Dataset records
— start —

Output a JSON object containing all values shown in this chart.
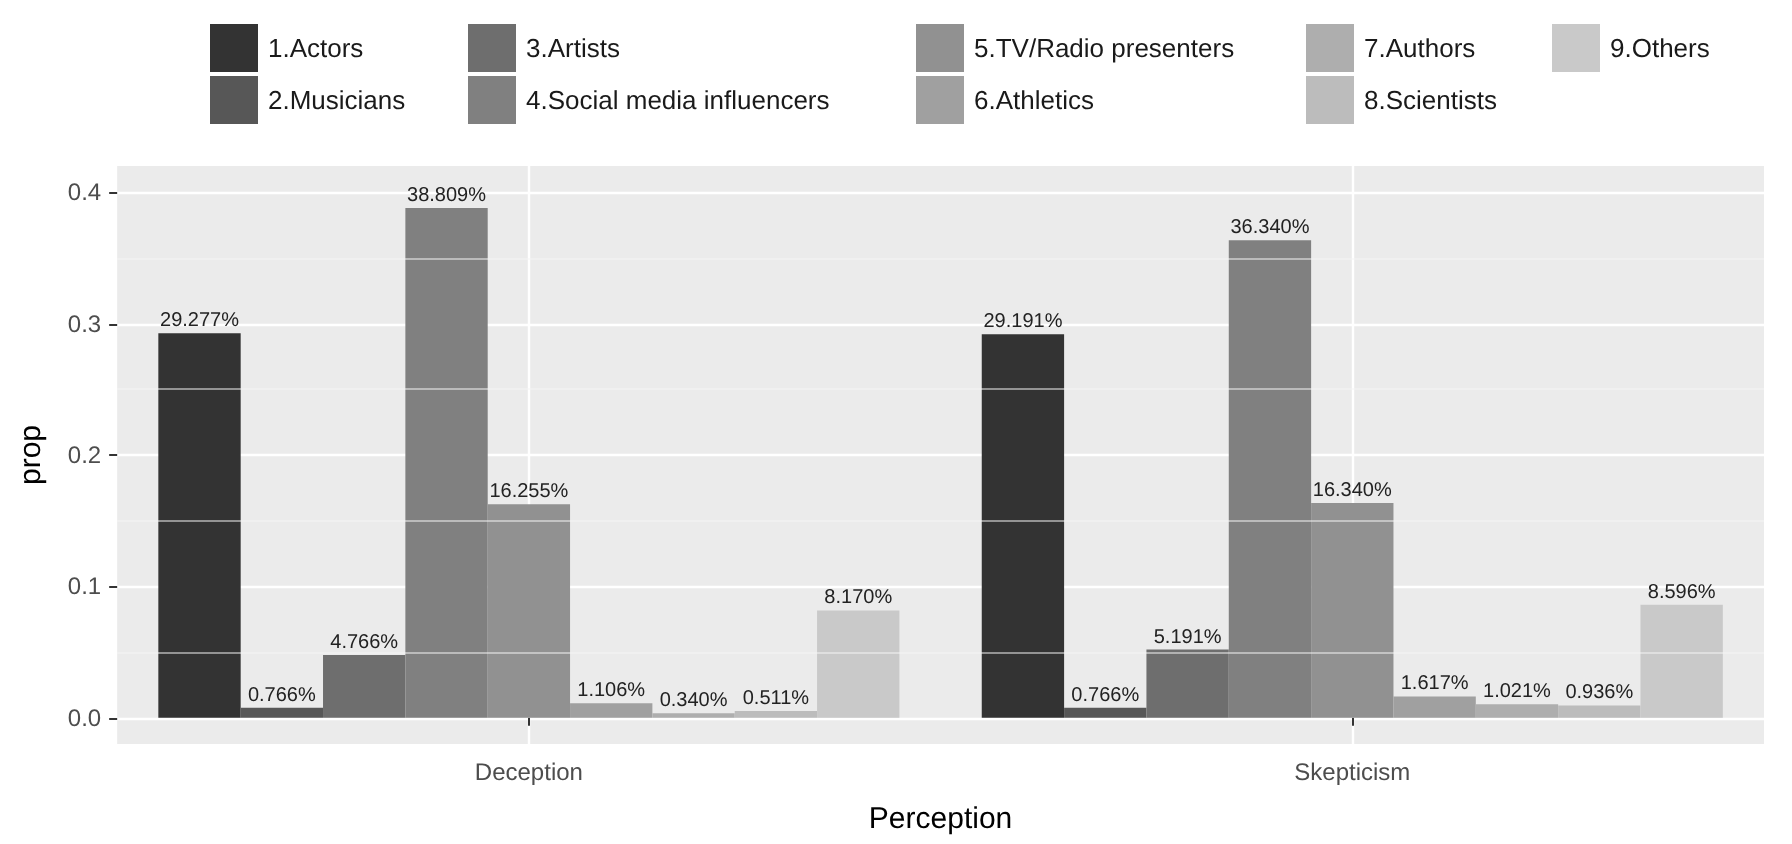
{
  "chart_data": {
    "type": "bar",
    "xlabel": "Perception",
    "ylabel": "prop",
    "categories": [
      "Deception",
      "Skepticism"
    ],
    "ylim": [
      -0.02,
      0.42
    ],
    "yticks": [
      {
        "value": 0,
        "label": "0.0"
      },
      {
        "value": 0.1,
        "label": "0.1"
      },
      {
        "value": 0.2,
        "label": "0.2"
      },
      {
        "value": 0.3,
        "label": "0.3"
      },
      {
        "value": 0.4,
        "label": "0.4"
      }
    ],
    "grid": true,
    "legend": "top",
    "series": [
      {
        "name": "1.Actors",
        "color": "#333333",
        "values": [
          0.29277,
          0.29191
        ],
        "value_labels": [
          "29.277%",
          "29.191%"
        ]
      },
      {
        "name": "2.Musicians",
        "color": "#575757",
        "values": [
          0.00766,
          0.00766
        ],
        "value_labels": [
          "0.766%",
          "0.766%"
        ]
      },
      {
        "name": "3.Artists",
        "color": "#6e6e6e",
        "values": [
          0.04766,
          0.05191
        ],
        "value_labels": [
          "4.766%",
          "5.191%"
        ]
      },
      {
        "name": "4.Social media influencers",
        "color": "#808080",
        "values": [
          0.38809,
          0.3634
        ],
        "value_labels": [
          "38.809%",
          "36.340%"
        ]
      },
      {
        "name": "5.TV/Radio presenters",
        "color": "#919191",
        "values": [
          0.16255,
          0.1634
        ],
        "value_labels": [
          "16.255%",
          "16.340%"
        ]
      },
      {
        "name": "6.Athletics",
        "color": "#a0a0a0",
        "values": [
          0.01106,
          0.01617
        ],
        "value_labels": [
          "1.106%",
          "1.617%"
        ]
      },
      {
        "name": "7.Authors",
        "color": "#aeaeae",
        "values": [
          0.0034,
          0.01021
        ],
        "value_labels": [
          "0.340%",
          "1.021%"
        ]
      },
      {
        "name": "8.Scientists",
        "color": "#bcbcbc",
        "values": [
          0.00511,
          0.00936
        ],
        "value_labels": [
          "0.511%",
          "0.936%"
        ]
      },
      {
        "name": "9.Others",
        "color": "#c9c9c9",
        "values": [
          0.0817,
          0.08596
        ],
        "value_labels": [
          "8.170%",
          "8.596%"
        ]
      }
    ]
  }
}
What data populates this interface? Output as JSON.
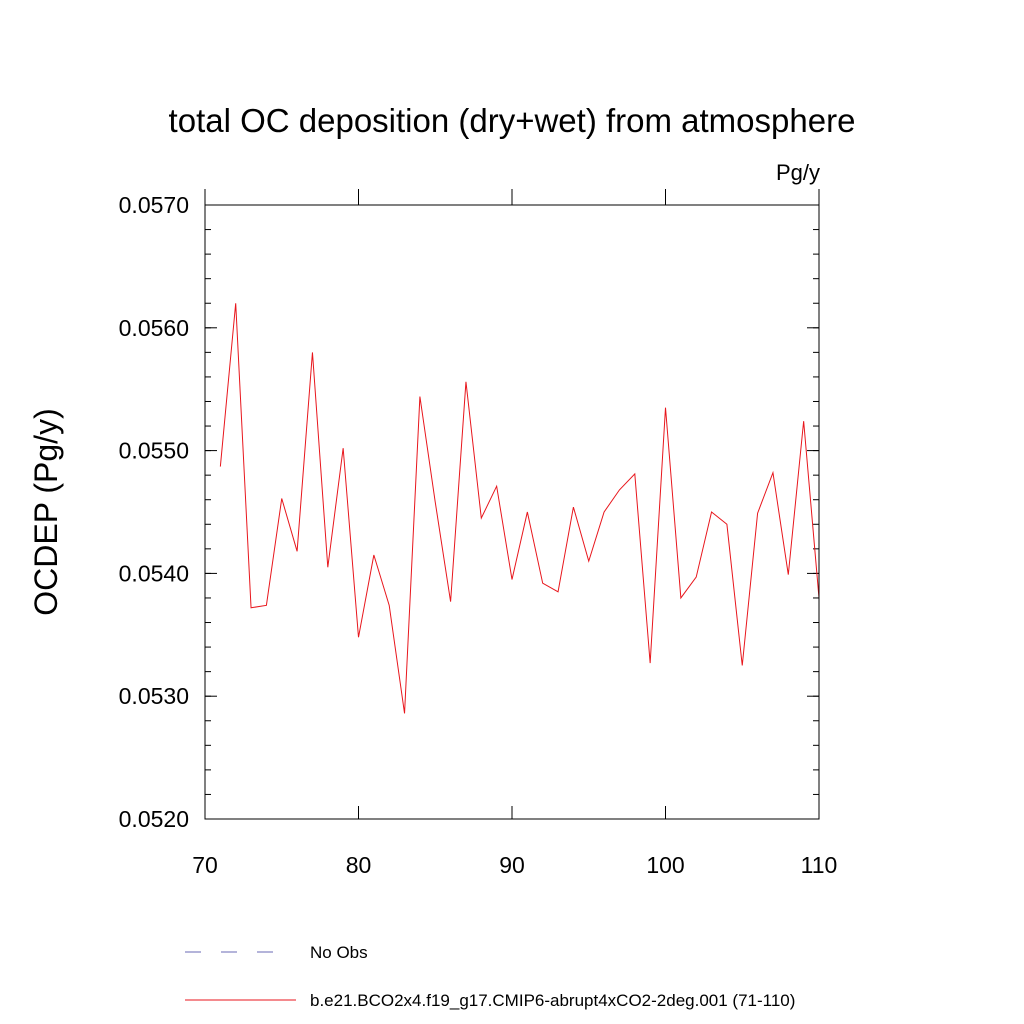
{
  "chart_data": {
    "type": "line",
    "title": "total OC deposition (dry+wet) from atmosphere",
    "units": "Pg/y",
    "xlabel": "",
    "ylabel": "OCDEP  (Pg/y)",
    "xlim": [
      70,
      110
    ],
    "ylim": [
      0.052,
      0.057
    ],
    "x_ticks": [
      "70",
      "80",
      "90",
      "100",
      "110"
    ],
    "y_ticks": [
      "0.0520",
      "0.0530",
      "0.0540",
      "0.0550",
      "0.0560",
      "0.0570"
    ],
    "grid": false,
    "legend_position": "bottom",
    "series": [
      {
        "name": "b.e21.BCO2x4.f19_g17.CMIP6-abrupt4xCO2-2deg.001 (71-110)",
        "color": "#e8161c",
        "dash": "solid",
        "x": [
          71,
          72,
          73,
          74,
          75,
          76,
          77,
          78,
          79,
          80,
          81,
          82,
          83,
          84,
          85,
          86,
          87,
          88,
          89,
          90,
          91,
          92,
          93,
          94,
          95,
          96,
          97,
          98,
          99,
          100,
          101,
          102,
          103,
          104,
          105,
          106,
          107,
          108,
          109,
          110
        ],
        "values": [
          0.05487,
          0.0562,
          0.05372,
          0.05374,
          0.05461,
          0.05418,
          0.0558,
          0.05405,
          0.05502,
          0.05348,
          0.05415,
          0.05374,
          0.05286,
          0.05544,
          0.05458,
          0.05377,
          0.05556,
          0.05445,
          0.05471,
          0.05395,
          0.0545,
          0.05392,
          0.05385,
          0.05454,
          0.0541,
          0.0545,
          0.05468,
          0.05481,
          0.05327,
          0.05535,
          0.0538,
          0.05397,
          0.0545,
          0.0544,
          0.05325,
          0.05449,
          0.05482,
          0.05399,
          0.05524,
          0.0538
        ]
      },
      {
        "name": "No Obs",
        "color": "#6a6ab4",
        "dash": "dashed",
        "x": [],
        "values": []
      }
    ]
  }
}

— end —

What you will do
Track down every line with the word "JSON" and copy it.

Finished task
Output a JSON object containing all values shown in this chart.
What data populates this interface? Output as JSON.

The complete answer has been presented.